### Exercise goal
In the entries below, find every line with "retweets" and copy it.

### Extracted entries

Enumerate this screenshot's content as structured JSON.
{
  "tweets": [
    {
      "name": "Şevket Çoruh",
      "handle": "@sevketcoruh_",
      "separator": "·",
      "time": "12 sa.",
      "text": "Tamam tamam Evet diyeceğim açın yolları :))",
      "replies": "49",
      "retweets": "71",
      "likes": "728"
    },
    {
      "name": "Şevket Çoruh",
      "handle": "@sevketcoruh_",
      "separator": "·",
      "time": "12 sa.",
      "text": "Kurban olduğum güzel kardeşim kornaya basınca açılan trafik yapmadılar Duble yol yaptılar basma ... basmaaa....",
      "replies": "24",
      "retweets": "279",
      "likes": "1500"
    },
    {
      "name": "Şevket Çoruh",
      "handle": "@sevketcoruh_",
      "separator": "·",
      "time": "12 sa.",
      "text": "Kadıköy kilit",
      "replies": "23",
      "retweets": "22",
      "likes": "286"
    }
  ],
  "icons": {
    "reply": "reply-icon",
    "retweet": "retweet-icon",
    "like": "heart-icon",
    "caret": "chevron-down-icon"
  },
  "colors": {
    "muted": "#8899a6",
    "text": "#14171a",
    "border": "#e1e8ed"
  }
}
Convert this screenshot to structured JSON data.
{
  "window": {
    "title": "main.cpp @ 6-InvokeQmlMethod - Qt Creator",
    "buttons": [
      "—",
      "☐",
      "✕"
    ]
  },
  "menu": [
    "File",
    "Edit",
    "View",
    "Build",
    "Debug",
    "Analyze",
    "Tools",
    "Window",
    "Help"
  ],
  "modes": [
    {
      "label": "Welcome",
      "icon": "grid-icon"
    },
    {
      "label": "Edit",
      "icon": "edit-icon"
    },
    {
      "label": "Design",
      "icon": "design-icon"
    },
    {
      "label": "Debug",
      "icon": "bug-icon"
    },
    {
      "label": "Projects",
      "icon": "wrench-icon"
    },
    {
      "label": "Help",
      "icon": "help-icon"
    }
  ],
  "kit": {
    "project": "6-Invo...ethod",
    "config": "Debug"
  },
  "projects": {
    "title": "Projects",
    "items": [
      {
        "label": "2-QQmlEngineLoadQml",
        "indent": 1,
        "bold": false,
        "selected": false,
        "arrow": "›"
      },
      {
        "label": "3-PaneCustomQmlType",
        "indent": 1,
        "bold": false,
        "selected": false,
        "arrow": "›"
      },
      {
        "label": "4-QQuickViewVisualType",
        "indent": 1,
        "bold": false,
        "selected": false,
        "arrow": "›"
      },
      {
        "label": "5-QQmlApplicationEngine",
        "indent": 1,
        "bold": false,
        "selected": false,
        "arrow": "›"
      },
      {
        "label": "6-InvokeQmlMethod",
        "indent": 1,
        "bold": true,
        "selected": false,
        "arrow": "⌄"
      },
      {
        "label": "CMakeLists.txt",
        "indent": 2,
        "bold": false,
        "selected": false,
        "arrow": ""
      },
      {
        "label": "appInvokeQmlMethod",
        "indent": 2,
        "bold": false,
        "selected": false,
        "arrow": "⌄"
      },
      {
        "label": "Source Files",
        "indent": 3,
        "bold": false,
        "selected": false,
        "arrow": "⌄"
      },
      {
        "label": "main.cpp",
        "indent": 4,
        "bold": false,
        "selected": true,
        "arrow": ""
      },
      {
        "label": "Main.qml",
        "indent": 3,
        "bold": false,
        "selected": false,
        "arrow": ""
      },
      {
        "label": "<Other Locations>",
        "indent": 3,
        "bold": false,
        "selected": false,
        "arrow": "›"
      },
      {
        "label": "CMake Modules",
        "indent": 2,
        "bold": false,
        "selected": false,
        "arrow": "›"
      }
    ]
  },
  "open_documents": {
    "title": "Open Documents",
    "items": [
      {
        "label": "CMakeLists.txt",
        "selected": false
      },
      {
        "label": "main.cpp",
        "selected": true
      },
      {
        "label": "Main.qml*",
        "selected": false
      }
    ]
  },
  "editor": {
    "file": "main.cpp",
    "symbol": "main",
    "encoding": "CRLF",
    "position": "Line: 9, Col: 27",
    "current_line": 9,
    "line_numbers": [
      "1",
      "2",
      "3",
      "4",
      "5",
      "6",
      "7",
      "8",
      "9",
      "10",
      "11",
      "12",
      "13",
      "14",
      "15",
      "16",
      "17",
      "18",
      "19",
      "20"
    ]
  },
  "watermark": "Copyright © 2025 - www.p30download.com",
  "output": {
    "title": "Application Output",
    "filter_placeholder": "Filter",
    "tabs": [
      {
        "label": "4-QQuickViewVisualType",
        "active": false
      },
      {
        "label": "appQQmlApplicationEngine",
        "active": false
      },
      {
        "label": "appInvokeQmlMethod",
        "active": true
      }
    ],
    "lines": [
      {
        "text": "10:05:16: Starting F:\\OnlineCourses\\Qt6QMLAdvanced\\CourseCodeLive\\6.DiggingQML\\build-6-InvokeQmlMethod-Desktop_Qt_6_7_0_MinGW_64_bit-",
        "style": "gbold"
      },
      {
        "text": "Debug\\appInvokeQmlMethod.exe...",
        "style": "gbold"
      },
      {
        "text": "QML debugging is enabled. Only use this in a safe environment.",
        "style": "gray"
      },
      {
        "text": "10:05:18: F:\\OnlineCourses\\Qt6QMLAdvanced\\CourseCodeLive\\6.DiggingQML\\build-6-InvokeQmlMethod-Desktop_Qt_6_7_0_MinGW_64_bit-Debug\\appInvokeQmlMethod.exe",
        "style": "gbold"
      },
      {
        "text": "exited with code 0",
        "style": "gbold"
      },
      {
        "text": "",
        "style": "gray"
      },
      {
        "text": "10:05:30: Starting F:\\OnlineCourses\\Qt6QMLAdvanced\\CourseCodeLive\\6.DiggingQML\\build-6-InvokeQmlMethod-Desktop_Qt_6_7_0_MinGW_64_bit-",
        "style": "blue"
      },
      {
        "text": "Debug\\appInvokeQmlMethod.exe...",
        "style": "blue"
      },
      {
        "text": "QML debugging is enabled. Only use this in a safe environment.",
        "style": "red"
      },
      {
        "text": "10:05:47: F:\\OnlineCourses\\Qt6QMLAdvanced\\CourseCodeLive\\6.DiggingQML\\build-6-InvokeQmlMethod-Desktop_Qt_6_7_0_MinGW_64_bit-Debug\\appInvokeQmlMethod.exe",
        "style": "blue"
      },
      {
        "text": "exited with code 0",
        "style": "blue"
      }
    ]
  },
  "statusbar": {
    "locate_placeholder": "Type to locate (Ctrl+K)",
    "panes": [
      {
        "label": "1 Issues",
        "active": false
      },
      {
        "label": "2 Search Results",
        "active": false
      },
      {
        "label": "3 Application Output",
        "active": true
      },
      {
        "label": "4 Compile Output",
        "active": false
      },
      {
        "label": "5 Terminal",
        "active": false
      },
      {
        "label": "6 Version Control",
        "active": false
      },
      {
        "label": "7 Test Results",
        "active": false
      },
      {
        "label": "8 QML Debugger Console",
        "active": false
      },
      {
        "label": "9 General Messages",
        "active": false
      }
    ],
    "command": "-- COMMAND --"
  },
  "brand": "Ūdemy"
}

### Solution below
      "retweets": "71",
      "retweets": "279",
      "retweets": "22",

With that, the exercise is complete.